[[ Excerpted records open ]]

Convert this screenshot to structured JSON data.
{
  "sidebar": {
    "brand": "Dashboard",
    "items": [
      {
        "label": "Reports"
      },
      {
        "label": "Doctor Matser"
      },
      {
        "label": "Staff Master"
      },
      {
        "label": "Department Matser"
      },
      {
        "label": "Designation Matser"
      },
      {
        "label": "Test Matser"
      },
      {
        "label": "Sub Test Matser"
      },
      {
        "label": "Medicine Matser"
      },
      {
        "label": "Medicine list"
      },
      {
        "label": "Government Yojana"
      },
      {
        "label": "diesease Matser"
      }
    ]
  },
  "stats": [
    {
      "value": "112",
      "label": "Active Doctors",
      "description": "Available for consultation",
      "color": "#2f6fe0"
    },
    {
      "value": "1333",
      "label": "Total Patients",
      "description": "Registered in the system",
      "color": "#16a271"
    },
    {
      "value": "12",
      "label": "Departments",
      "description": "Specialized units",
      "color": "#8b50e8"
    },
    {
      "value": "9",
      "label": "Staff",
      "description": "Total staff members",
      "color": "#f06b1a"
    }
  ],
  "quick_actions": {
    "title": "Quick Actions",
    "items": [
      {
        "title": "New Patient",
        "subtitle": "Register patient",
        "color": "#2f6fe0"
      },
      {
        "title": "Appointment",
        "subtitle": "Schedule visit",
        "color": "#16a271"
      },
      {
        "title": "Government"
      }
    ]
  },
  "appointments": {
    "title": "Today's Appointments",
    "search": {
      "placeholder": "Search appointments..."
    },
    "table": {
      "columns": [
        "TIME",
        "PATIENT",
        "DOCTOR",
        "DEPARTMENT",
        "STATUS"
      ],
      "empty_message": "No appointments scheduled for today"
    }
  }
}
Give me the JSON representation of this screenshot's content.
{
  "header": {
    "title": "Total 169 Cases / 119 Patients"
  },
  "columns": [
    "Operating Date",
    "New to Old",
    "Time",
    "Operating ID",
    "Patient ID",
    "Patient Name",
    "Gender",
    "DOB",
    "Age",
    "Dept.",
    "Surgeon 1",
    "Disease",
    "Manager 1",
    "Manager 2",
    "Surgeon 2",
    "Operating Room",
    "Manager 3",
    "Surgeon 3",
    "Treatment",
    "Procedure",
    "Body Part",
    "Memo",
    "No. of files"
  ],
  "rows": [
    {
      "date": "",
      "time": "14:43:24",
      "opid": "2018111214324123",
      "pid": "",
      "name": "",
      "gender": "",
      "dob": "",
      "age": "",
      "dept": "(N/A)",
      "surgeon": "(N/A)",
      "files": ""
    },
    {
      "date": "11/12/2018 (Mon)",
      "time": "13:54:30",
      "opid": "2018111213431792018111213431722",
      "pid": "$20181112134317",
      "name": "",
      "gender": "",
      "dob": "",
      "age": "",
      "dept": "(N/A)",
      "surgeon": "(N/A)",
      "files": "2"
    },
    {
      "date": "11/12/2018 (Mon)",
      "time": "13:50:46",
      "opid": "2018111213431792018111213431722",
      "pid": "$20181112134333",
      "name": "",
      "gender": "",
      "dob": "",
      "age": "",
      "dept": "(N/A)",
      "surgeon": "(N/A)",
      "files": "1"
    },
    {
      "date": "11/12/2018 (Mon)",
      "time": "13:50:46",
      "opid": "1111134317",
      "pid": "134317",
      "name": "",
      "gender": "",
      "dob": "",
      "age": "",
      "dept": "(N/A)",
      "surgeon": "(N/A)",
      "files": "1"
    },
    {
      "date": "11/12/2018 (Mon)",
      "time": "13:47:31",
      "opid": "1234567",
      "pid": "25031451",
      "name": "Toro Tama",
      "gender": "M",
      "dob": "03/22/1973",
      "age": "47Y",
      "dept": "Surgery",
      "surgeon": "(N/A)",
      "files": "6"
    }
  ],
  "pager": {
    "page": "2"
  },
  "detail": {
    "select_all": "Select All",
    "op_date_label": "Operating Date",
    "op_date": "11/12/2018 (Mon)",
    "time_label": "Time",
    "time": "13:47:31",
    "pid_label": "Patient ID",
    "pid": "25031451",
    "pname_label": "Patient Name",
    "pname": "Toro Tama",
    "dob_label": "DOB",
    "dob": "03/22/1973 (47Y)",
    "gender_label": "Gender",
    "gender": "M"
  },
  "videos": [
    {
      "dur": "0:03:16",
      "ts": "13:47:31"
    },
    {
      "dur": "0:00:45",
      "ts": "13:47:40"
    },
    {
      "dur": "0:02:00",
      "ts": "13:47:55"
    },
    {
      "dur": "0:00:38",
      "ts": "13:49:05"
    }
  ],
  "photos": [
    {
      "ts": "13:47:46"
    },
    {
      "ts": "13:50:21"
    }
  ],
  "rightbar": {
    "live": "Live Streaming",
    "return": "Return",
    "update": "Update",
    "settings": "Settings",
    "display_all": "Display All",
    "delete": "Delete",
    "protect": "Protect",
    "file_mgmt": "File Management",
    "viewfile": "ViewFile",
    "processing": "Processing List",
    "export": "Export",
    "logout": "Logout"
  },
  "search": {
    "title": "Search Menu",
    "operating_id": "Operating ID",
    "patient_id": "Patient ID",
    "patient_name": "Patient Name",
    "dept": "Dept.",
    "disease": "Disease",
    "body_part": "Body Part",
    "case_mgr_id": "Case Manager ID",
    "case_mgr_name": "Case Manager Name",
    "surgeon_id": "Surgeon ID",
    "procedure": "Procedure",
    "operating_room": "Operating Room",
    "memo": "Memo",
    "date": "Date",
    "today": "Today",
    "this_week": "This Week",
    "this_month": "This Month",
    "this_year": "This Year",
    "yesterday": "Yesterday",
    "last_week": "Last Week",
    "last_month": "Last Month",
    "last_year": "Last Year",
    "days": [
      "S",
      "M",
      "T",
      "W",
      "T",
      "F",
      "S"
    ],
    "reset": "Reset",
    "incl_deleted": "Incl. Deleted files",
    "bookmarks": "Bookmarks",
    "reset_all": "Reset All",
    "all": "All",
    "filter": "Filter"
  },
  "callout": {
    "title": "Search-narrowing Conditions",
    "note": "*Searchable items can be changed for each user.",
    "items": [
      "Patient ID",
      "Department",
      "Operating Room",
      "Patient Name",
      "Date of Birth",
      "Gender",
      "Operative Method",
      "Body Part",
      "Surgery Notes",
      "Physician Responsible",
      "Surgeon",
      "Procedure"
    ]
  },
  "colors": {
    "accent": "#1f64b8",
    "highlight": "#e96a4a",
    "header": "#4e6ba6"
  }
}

[[ Excerpted records closed ]]

### About this exercise
Print all of the entries again, exactly as written.

### Task solution
Convert this screenshot to structured JSON data.
{
  "sidebar": {
    "brand": "Dashboard",
    "items": [
      {
        "label": "Reports"
      },
      {
        "label": "Doctor Matser"
      },
      {
        "label": "Staff Master"
      },
      {
        "label": "Department Matser"
      },
      {
        "label": "Designation Matser"
      },
      {
        "label": "Test Matser"
      },
      {
        "label": "Sub Test Matser"
      },
      {
        "label": "Medicine Matser"
      },
      {
        "label": "Medicine list"
      },
      {
        "label": "Government Yojana"
      },
      {
        "label": "diesease Matser"
      }
    ]
  },
  "stats": [
    {
      "value": "112",
      "label": "Active Doctors",
      "description": "Available for consultation",
      "color": "#2f6fe0"
    },
    {
      "value": "1333",
      "label": "Total Patients",
      "description": "Registered in the system",
      "color": "#16a271"
    },
    {
      "value": "12",
      "label": "Departments",
      "description": "Specialized units",
      "color": "#8b50e8"
    },
    {
      "value": "9",
      "label": "Staff",
      "description": "Total staff members",
      "color": "#f06b1a"
    }
  ],
  "quick_actions": {
    "title": "Quick Actions",
    "items": [
      {
        "title": "New Patient",
        "subtitle": "Register patient",
        "color": "#2f6fe0"
      },
      {
        "title": "Appointment",
        "subtitle": "Schedule visit",
        "color": "#16a271"
      },
      {
        "title": "Government"
      }
    ]
  },
  "appointments": {
    "title": "Today's Appointments",
    "search": {
      "placeholder": "Search appointments..."
    },
    "table": {
      "columns": [
        "TIME",
        "PATIENT",
        "DOCTOR",
        "DEPARTMENT",
        "STATUS"
      ],
      "empty_message": "No appointments scheduled for today"
    }
  }
}
Give me the JSON representation of this screenshot's content.
{
  "header": {
    "title": "Total 169 Cases / 119 Patients"
  },
  "columns": [
    "Operating Date",
    "New to Old",
    "Time",
    "Operating ID",
    "Patient ID",
    "Patient Name",
    "Gender",
    "DOB",
    "Age",
    "Dept.",
    "Surgeon 1",
    "Disease",
    "Manager 1",
    "Manager 2",
    "Surgeon 2",
    "Operating Room",
    "Manager 3",
    "Surgeon 3",
    "Treatment",
    "Procedure",
    "Body Part",
    "Memo",
    "No. of files"
  ],
  "rows": [
    {
      "date": "",
      "time": "14:43:24",
      "opid": "2018111214324123",
      "pid": "",
      "name": "",
      "gender": "",
      "dob": "",
      "age": "",
      "dept": "(N/A)",
      "surgeon": "(N/A)",
      "files": ""
    },
    {
      "date": "11/12/2018 (Mon)",
      "time": "13:54:30",
      "opid": "2018111213431792018111213431722",
      "pid": "$20181112134317",
      "name": "",
      "gender": "",
      "dob": "",
      "age": "",
      "dept": "(N/A)",
      "surgeon": "(N/A)",
      "files": "2"
    },
    {
      "date": "11/12/2018 (Mon)",
      "time": "13:50:46",
      "opid": "2018111213431792018111213431722",
      "pid": "$20181112134333",
      "name": "",
      "gender": "",
      "dob": "",
      "age": "",
      "dept": "(N/A)",
      "surgeon": "(N/A)",
      "files": "1"
    },
    {
      "date": "11/12/2018 (Mon)",
      "time": "13:50:46",
      "opid": "1111134317",
      "pid": "134317",
      "name": "",
      "gender": "",
      "dob": "",
      "age": "",
      "dept": "(N/A)",
      "surgeon": "(N/A)",
      "files": "1"
    },
    {
      "date": "11/12/2018 (Mon)",
      "time": "13:47:31",
      "opid": "1234567",
      "pid": "25031451",
      "name": "Toro Tama",
      "gender": "M",
      "dob": "03/22/1973",
      "age": "47Y",
      "dept": "Surgery",
      "surgeon": "(N/A)",
      "files": "6"
    }
  ],
  "pager": {
    "page": "2"
  },
  "detail": {
    "select_all": "Select All",
    "op_date_label": "Operating Date",
    "op_date": "11/12/2018 (Mon)",
    "time_label": "Time",
    "time": "13:47:31",
    "pid_label": "Patient ID",
    "pid": "25031451",
    "pname_label": "Patient Name",
    "pname": "Toro Tama",
    "dob_label": "DOB",
    "dob": "03/22/1973 (47Y)",
    "gender_label": "Gender",
    "gender": "M"
  },
  "videos": [
    {
      "dur": "0:03:16",
      "ts": "13:47:31"
    },
    {
      "dur": "0:00:45",
      "ts": "13:47:40"
    },
    {
      "dur": "0:02:00",
      "ts": "13:47:55"
    },
    {
      "dur": "0:00:38",
      "ts": "13:49:05"
    }
  ],
  "photos": [
    {
      "ts": "13:47:46"
    },
    {
      "ts": "13:50:21"
    }
  ],
  "rightbar": {
    "live": "Live Streaming",
    "return": "Return",
    "update": "Update",
    "settings": "Settings",
    "display_all": "Display All",
    "delete": "Delete",
    "protect": "Protect",
    "file_mgmt": "File Management",
    "viewfile": "ViewFile",
    "processing": "Processing List",
    "export": "Export",
    "logout": "Logout"
  },
  "search": {
    "title": "Search Menu",
    "operating_id": "Operating ID",
    "patient_id": "Patient ID",
    "patient_name": "Patient Name",
    "dept": "Dept.",
    "disease": "Disease",
    "body_part": "Body Part",
    "case_mgr_id": "Case Manager ID",
    "case_mgr_name": "Case Manager Name",
    "surgeon_id": "Surgeon ID",
    "procedure": "Procedure",
    "operating_room": "Operating Room",
    "memo": "Memo",
    "date": "Date",
    "today": "Today",
    "this_week": "This Week",
    "this_month": "This Month",
    "this_year": "This Year",
    "yesterday": "Yesterday",
    "last_week": "Last Week",
    "last_month": "Last Month",
    "last_year": "Last Year",
    "days": [
      "S",
      "M",
      "T",
      "W",
      "T",
      "F",
      "S"
    ],
    "reset": "Reset",
    "incl_deleted": "Incl. Deleted files",
    "bookmarks": "Bookmarks",
    "reset_all": "Reset All",
    "all": "All",
    "filter": "Filter"
  },
  "callout": {
    "title": "Search-narrowing Conditions",
    "note": "*Searchable items can be changed for each user.",
    "items": [
      "Patient ID",
      "Department",
      "Operating Room",
      "Patient Name",
      "Date of Birth",
      "Gender",
      "Operative Method",
      "Body Part",
      "Surgery Notes",
      "Physician Responsible",
      "Surgeon",
      "Procedure"
    ]
  },
  "colors": {
    "accent": "#1f64b8",
    "highlight": "#e96a4a",
    "header": "#4e6ba6"
  }
}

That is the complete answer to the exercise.